[Instructions for the task] Can you arrange every line of the records below as a Markdown table with a "No." column for the row number and an "Entry" column for the line, leaving out blank lines?

[Given records]
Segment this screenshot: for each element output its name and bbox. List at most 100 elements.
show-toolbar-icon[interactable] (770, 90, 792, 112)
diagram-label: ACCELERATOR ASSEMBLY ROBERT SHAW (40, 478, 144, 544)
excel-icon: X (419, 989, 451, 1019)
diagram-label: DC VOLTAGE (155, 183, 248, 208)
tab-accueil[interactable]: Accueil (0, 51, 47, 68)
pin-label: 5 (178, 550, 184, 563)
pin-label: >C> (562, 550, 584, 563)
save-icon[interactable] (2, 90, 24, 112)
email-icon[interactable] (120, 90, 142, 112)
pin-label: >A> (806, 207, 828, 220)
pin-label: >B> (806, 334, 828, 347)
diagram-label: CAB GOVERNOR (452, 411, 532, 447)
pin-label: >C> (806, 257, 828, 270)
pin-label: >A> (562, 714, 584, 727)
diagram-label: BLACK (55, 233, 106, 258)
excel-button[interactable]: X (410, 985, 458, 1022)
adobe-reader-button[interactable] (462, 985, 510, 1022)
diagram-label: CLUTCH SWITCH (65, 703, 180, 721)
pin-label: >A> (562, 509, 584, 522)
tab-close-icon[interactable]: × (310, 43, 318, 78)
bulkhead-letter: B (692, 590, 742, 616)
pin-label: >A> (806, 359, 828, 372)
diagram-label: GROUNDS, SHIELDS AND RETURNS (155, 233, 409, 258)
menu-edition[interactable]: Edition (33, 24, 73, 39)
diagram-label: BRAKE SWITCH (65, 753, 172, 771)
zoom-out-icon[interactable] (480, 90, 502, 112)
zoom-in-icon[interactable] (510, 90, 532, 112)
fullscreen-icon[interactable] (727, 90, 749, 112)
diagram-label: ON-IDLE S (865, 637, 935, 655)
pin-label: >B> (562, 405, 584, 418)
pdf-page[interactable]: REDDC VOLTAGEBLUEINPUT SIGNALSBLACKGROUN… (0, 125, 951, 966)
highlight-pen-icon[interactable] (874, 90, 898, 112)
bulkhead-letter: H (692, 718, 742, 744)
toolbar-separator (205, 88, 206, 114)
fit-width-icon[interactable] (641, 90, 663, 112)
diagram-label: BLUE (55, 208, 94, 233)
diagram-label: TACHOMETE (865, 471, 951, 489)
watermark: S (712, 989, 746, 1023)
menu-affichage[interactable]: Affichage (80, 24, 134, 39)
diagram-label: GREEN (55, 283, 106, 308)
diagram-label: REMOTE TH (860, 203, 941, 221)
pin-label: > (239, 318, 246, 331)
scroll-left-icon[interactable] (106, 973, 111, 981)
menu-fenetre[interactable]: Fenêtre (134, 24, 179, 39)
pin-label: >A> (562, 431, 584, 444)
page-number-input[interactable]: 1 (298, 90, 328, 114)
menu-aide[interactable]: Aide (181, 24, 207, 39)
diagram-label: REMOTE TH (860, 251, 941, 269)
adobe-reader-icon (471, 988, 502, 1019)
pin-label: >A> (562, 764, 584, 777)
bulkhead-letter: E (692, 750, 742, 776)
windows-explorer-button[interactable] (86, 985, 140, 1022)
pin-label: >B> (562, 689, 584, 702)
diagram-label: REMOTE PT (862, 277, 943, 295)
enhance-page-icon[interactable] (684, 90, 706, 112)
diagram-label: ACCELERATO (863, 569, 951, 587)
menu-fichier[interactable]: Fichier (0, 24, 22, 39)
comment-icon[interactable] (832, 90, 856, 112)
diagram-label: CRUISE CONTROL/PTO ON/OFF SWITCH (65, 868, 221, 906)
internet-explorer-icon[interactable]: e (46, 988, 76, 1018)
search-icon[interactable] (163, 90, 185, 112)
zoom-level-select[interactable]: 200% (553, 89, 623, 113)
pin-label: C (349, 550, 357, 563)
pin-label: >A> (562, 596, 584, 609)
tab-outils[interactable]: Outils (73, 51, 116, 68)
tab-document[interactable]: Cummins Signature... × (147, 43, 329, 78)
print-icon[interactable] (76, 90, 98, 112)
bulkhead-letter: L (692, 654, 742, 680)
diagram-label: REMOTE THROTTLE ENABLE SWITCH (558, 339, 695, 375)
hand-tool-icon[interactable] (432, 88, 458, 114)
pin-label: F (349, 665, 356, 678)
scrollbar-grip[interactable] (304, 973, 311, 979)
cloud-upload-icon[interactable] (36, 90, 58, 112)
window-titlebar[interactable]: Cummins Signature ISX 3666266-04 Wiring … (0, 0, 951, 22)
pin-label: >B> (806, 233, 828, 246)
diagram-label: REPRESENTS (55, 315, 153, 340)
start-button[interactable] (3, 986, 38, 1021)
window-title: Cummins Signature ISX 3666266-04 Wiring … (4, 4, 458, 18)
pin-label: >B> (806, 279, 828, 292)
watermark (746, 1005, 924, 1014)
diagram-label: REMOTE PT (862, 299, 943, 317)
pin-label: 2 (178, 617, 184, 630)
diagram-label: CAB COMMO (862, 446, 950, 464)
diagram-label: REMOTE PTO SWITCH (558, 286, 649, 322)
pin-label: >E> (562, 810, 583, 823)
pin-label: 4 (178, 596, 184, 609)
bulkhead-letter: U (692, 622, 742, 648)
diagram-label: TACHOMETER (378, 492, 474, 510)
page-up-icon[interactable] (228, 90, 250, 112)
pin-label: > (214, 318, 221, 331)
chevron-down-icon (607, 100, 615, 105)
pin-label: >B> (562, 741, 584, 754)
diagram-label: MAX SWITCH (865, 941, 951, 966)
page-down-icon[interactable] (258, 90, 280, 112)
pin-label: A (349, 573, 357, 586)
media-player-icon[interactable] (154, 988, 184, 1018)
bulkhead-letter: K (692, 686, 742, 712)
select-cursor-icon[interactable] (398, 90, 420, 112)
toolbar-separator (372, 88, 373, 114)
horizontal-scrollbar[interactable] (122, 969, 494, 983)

[Final result]
| No. | Entry |
|---|---|
| 1 | Segment this screenshot: for each element output its name and bbox. List at most 100 elements. |
| 2 | show-toolbar-icon[interactable] (770, 90, 792, 112) |
| 3 | diagram-label: ACCELERATOR ASSEMBLY ROBERT SHAW (40, 478, 144, 544) |
| 4 | excel-icon: X (419, 989, 451, 1019) |
| 5 | diagram-label: DC VOLTAGE (155, 183, 248, 208) |
| 6 | tab-accueil[interactable]: Accueil (0, 51, 47, 68) |
| 7 | pin-label: 5 (178, 550, 184, 563) |
| 8 | pin-label: >C> (562, 550, 584, 563) |
| 9 | save-icon[interactable] (2, 90, 24, 112) |
| 10 | email-icon[interactable] (120, 90, 142, 112) |
| 11 | pin-label: >A> (806, 207, 828, 220) |
| 12 | pin-label: >B> (806, 334, 828, 347) |
| 13 | diagram-label: CAB GOVERNOR (452, 411, 532, 447) |
| 14 | pin-label: >C> (806, 257, 828, 270) |
| 15 | pin-label: >A> (562, 714, 584, 727) |
| 16 | diagram-label: BLACK (55, 233, 106, 258) |
| 17 | excel-button[interactable]: X (410, 985, 458, 1022) |
| 18 | adobe-reader-button[interactable] (462, 985, 510, 1022) |
| 19 | diagram-label: CLUTCH SWITCH (65, 703, 180, 721) |
| 20 | pin-label: >A> (562, 509, 584, 522) |
| 21 | tab-close-icon[interactable]: × (310, 43, 318, 78) |
| 22 | bulkhead-letter: B (692, 590, 742, 616) |
| 23 | pin-label: >A> (806, 359, 828, 372) |
| 24 | diagram-label: GROUNDS, SHIELDS AND RETURNS (155, 233, 409, 258) |
| 25 | menu-edition[interactable]: Edition (33, 24, 73, 39) |
| 26 | diagram-label: BRAKE SWITCH (65, 753, 172, 771) |
| 27 | zoom-out-icon[interactable] (480, 90, 502, 112) |
| 28 | zoom-in-icon[interactable] (510, 90, 532, 112) |
| 29 | fullscreen-icon[interactable] (727, 90, 749, 112) |
| 30 | diagram-label: ON-IDLE S (865, 637, 935, 655) |
| 31 | pin-label: >B> (562, 405, 584, 418) |
| 32 | pdf-page[interactable]: REDDC VOLTAGEBLUEINPUT SIGNALSBLACKGROUN… (0, 125, 951, 966) |
| 33 | highlight-pen-icon[interactable] (874, 90, 898, 112) |
| 34 | bulkhead-letter: H (692, 718, 742, 744) |
| 35 | toolbar-separator (205, 88, 206, 114) |
| 36 | fit-width-icon[interactable] (641, 90, 663, 112) |
| 37 | diagram-label: BLUE (55, 208, 94, 233) |
| 38 | diagram-label: TACHOMETE (865, 471, 951, 489) |
| 39 | watermark: S (712, 989, 746, 1023) |
| 40 | menu-affichage[interactable]: Affichage (80, 24, 134, 39) |
| 41 | diagram-label: GREEN (55, 283, 106, 308) |
| 42 | diagram-label: REMOTE TH (860, 203, 941, 221) |
| 43 | pin-label: > (239, 318, 246, 331) |
| 44 | scroll-left-icon[interactable] (106, 973, 111, 981) |
| 45 | menu-fenetre[interactable]: Fenêtre (134, 24, 179, 39) |
| 46 | pin-label: >A> (562, 431, 584, 444) |
| 47 | page-number-input[interactable]: 1 (298, 90, 328, 114) |
| 48 | menu-aide[interactable]: Aide (181, 24, 207, 39) |
| 49 | diagram-label: REMOTE TH (860, 251, 941, 269) |
| 50 | adobe-reader-icon (471, 988, 502, 1019) |
| 51 | pin-label: >A> (562, 764, 584, 777) |
| 52 | bulkhead-letter: E (692, 750, 742, 776) |
| 53 | windows-explorer-button[interactable] (86, 985, 140, 1022) |
| 54 | pin-label: >B> (562, 689, 584, 702) |
| 55 | diagram-label: REMOTE PT (862, 277, 943, 295) |
| 56 | enhance-page-icon[interactable] (684, 90, 706, 112) |
| 57 | diagram-label: ACCELERATO (863, 569, 951, 587) |
| 58 | menu-fichier[interactable]: Fichier (0, 24, 22, 39) |
| 59 | comment-icon[interactable] (832, 90, 856, 112) |
| 60 | diagram-label: CRUISE CONTROL/PTO ON/OFF SWITCH (65, 868, 221, 906) |
| 61 | internet-explorer-icon[interactable]: e (46, 988, 76, 1018) |
| 62 | search-icon[interactable] (163, 90, 185, 112) |
| 63 | zoom-level-select[interactable]: 200% (553, 89, 623, 113) |
| 64 | pin-label: C (349, 550, 357, 563) |
| 65 | pin-label: >A> (562, 596, 584, 609) |
| 66 | tab-outils[interactable]: Outils (73, 51, 116, 68) |
| 67 | tab-document[interactable]: Cummins Signature... × (147, 43, 329, 78) |
| 68 | print-icon[interactable] (76, 90, 98, 112) |
| 69 | bulkhead-letter: L (692, 654, 742, 680) |
| 70 | diagram-label: REMOTE THROTTLE ENABLE SWITCH (558, 339, 695, 375) |
| 71 | hand-tool-icon[interactable] (432, 88, 458, 114) |
| 72 | pin-label: F (349, 665, 356, 678) |
| 73 | scrollbar-grip[interactable] (304, 973, 311, 979) |
| 74 | cloud-upload-icon[interactable] (36, 90, 58, 112) |
| 75 | window-titlebar[interactable]: Cummins Signature ISX 3666266-04 Wiring … (0, 0, 951, 22) |
| 76 | pin-label: >B> (806, 233, 828, 246) |
| 77 | diagram-label: REPRESENTS (55, 315, 153, 340) |
| 78 | start-button[interactable] (3, 986, 38, 1021) |
| 79 | window-title: Cummins Signature ISX 3666266-04 Wiring … (4, 4, 458, 18) |
| 80 | pin-label: >B> (806, 279, 828, 292) |
| 81 | watermark (746, 1005, 924, 1014) |
| 82 | diagram-label: REMOTE PT (862, 299, 943, 317) |
| 83 | pin-label: 2 (178, 617, 184, 630) |
| 84 | diagram-label: CAB COMMO (862, 446, 950, 464) |
| 85 | diagram-label: REMOTE PTO SWITCH (558, 286, 649, 322) |
| 86 | pin-label: >E> (562, 810, 583, 823) |
| 87 | pin-label: 4 (178, 596, 184, 609) |
| 88 | bulkhead-letter: U (692, 622, 742, 648) |
| 89 | diagram-label: TACHOMETER (378, 492, 474, 510) |
| 90 | page-up-icon[interactable] (228, 90, 250, 112) |
| 91 | pin-label: > (214, 318, 221, 331) |
| 92 | chevron-down-icon (607, 100, 615, 105) |
| 93 | pin-label: >B> (562, 741, 584, 754) |
| 94 | diagram-label: MAX SWITCH (865, 941, 951, 966) |
| 95 | page-down-icon[interactable] (258, 90, 280, 112) |
| 96 | pin-label: A (349, 573, 357, 586) |
| 97 | media-player-icon[interactable] (154, 988, 184, 1018) |
| 98 | bulkhead-letter: K (692, 686, 742, 712) |
| 99 | select-cursor-icon[interactable] (398, 90, 420, 112) |
| 100 | toolbar-separator (372, 88, 373, 114) |
| 101 | horizontal-scrollbar[interactable] (122, 969, 494, 983) |